Stored items:
==========

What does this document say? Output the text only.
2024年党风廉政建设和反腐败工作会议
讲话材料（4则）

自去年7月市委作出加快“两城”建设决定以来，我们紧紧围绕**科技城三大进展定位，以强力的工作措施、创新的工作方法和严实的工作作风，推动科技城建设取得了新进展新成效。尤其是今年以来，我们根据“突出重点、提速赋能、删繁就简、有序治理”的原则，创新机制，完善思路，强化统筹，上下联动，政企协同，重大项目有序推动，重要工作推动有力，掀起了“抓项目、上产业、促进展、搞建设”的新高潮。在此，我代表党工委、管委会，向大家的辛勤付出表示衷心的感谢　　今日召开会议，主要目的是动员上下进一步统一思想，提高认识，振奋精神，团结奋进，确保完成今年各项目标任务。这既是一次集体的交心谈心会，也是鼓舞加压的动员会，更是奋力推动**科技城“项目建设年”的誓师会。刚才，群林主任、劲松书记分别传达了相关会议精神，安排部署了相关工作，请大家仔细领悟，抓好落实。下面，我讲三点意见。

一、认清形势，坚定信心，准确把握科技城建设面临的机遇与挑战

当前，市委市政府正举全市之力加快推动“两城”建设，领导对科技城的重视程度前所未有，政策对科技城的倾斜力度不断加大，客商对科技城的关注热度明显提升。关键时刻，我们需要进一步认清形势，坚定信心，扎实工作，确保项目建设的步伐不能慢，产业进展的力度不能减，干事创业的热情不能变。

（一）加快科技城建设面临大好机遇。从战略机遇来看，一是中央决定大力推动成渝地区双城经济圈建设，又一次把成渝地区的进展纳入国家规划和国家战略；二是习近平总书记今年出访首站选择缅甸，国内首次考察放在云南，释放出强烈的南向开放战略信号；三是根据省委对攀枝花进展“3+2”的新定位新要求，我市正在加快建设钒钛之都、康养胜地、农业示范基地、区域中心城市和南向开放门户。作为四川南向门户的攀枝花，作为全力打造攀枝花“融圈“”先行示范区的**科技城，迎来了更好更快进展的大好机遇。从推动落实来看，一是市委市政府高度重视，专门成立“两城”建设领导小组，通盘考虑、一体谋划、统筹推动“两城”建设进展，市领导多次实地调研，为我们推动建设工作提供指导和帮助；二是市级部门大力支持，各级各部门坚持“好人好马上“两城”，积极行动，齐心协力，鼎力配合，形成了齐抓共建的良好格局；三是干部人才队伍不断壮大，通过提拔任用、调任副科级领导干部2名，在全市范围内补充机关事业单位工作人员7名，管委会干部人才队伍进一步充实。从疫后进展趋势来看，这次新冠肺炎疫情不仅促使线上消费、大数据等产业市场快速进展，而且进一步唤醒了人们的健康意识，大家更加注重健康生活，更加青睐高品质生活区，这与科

==========

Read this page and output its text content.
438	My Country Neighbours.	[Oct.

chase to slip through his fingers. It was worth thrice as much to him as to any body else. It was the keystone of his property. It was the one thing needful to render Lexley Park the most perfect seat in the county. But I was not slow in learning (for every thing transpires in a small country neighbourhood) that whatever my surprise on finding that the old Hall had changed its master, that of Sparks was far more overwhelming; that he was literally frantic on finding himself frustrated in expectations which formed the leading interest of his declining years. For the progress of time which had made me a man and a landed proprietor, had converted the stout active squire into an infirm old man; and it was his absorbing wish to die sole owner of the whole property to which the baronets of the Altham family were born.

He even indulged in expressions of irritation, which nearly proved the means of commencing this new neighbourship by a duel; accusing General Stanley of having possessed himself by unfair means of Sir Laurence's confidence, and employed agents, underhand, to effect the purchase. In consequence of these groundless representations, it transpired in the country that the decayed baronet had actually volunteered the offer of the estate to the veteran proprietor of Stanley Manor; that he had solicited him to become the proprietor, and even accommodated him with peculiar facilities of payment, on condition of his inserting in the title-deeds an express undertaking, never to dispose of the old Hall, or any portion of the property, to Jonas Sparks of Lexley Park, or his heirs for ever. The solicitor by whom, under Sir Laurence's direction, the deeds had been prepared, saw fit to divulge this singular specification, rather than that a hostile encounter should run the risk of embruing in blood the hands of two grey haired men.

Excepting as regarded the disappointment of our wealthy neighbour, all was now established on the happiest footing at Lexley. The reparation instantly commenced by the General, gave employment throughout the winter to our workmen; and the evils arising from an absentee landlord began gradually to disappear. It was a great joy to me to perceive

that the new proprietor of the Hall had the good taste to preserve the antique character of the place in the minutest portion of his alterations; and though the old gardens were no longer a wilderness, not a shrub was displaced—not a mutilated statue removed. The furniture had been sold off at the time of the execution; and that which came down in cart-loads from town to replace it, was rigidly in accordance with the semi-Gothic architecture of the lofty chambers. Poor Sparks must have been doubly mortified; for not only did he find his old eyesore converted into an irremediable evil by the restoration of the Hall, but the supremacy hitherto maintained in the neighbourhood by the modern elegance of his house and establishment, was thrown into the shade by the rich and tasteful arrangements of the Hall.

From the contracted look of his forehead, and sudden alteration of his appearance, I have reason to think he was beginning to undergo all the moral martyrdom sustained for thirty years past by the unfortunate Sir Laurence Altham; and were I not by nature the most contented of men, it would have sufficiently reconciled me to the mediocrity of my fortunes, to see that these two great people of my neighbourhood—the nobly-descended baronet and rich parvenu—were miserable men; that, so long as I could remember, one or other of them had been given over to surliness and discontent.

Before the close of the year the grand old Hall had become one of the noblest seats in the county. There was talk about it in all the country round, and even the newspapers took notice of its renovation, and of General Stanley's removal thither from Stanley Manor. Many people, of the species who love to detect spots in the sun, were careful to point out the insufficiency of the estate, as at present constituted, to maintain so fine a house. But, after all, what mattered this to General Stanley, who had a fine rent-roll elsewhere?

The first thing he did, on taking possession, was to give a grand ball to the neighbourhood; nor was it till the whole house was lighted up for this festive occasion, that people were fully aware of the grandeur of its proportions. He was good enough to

==========

- THE PROBLEM -
Find "only". Copy every line it occurs in.

- WRITTEN ANSWER -
What does this document say? Output the text only.
that the new proprietor of the Hall had the good taste to preserve the antique character of the place in the minutest portion of his alterations; and though the old gardens were no longer a wilderness, not a shrub was displaced—not a mutilated statue removed. The furniture had been sold off at the time of the execution; and that which came down in cart-loads from town to replace it, was rigidly in accordance with the semi-Gothic architecture of the lofty chambers. Poor Sparks must have been doubly mortified; for not only did he find his old eyesore converted into an irremediable evil by the restoration of the Hall, but the supremacy hitherto maintained in the neighbourhood by the modern elegance of his house and establishment, was thrown into the shade by the rich and tasteful arrangements of the Hall.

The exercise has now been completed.